= Exercise materials =
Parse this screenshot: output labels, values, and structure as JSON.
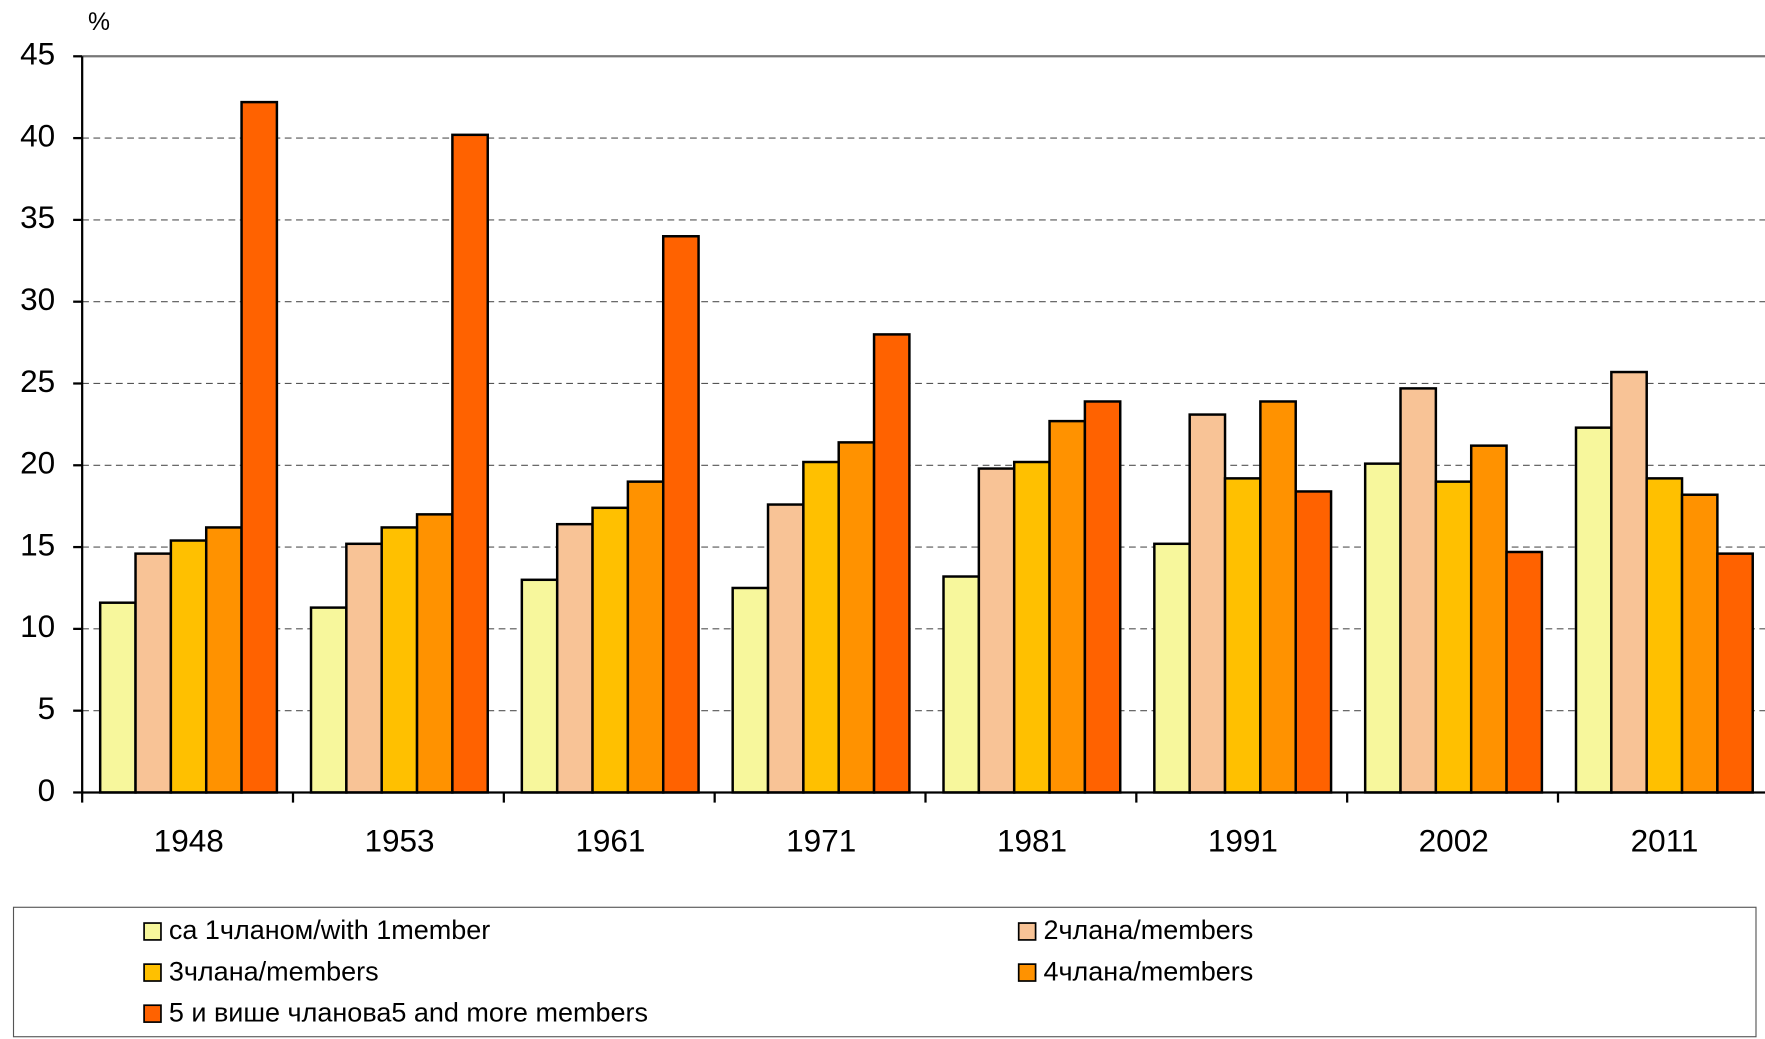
{
  "chart_data": {
    "type": "bar",
    "y_label": "%",
    "categories": [
      "1948",
      "1953",
      "1961",
      "1971",
      "1981",
      "1991",
      "2002",
      "2011"
    ],
    "series": [
      {
        "name": "са 1чланом/with 1member",
        "color": "#f7f79c",
        "values": [
          11.6,
          11.3,
          13.0,
          12.5,
          13.2,
          15.2,
          20.1,
          22.3
        ]
      },
      {
        "name": "2члана/members",
        "color": "#f8c396",
        "values": [
          14.6,
          15.2,
          16.4,
          17.6,
          19.8,
          23.1,
          24.7,
          25.7
        ]
      },
      {
        "name": "3члана/members",
        "color": "#ffc000",
        "values": [
          15.4,
          16.2,
          17.4,
          20.2,
          20.2,
          19.2,
          19.0,
          19.2
        ]
      },
      {
        "name": "4члана/members",
        "color": "#ff9200",
        "values": [
          16.2,
          17.0,
          19.0,
          21.4,
          22.7,
          23.9,
          21.2,
          18.2
        ]
      },
      {
        "name": "5 и више чланова5 and more members",
        "color": "#ff6200",
        "values": [
          42.2,
          40.2,
          34.0,
          28.0,
          23.9,
          18.4,
          14.7,
          14.6
        ]
      }
    ],
    "ylim": [
      0,
      45
    ],
    "yticks": [
      0,
      5,
      10,
      15,
      20,
      25,
      30,
      35,
      40,
      45
    ],
    "grid": true
  }
}
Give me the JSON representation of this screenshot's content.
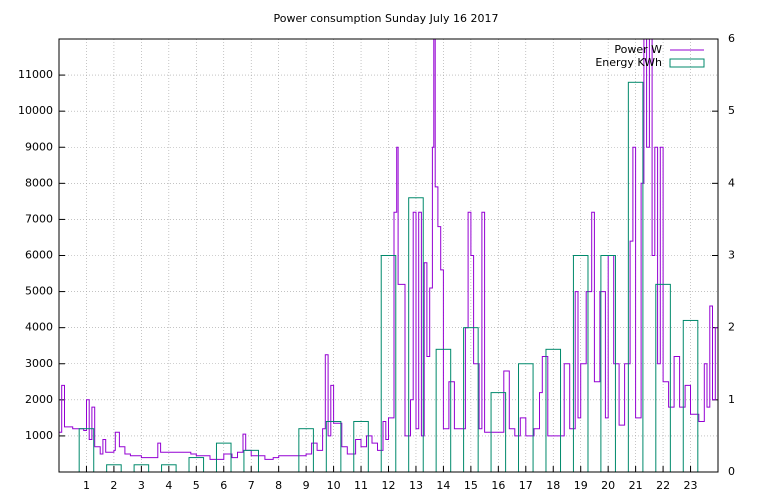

= Problem requirements =
Select from the material above each line in which the string "this" appears, and list those lines.

= Response =
Parse this screenshot: output labels, values, and structure as JSON.
Give me the JSON representation of this screenshot's content.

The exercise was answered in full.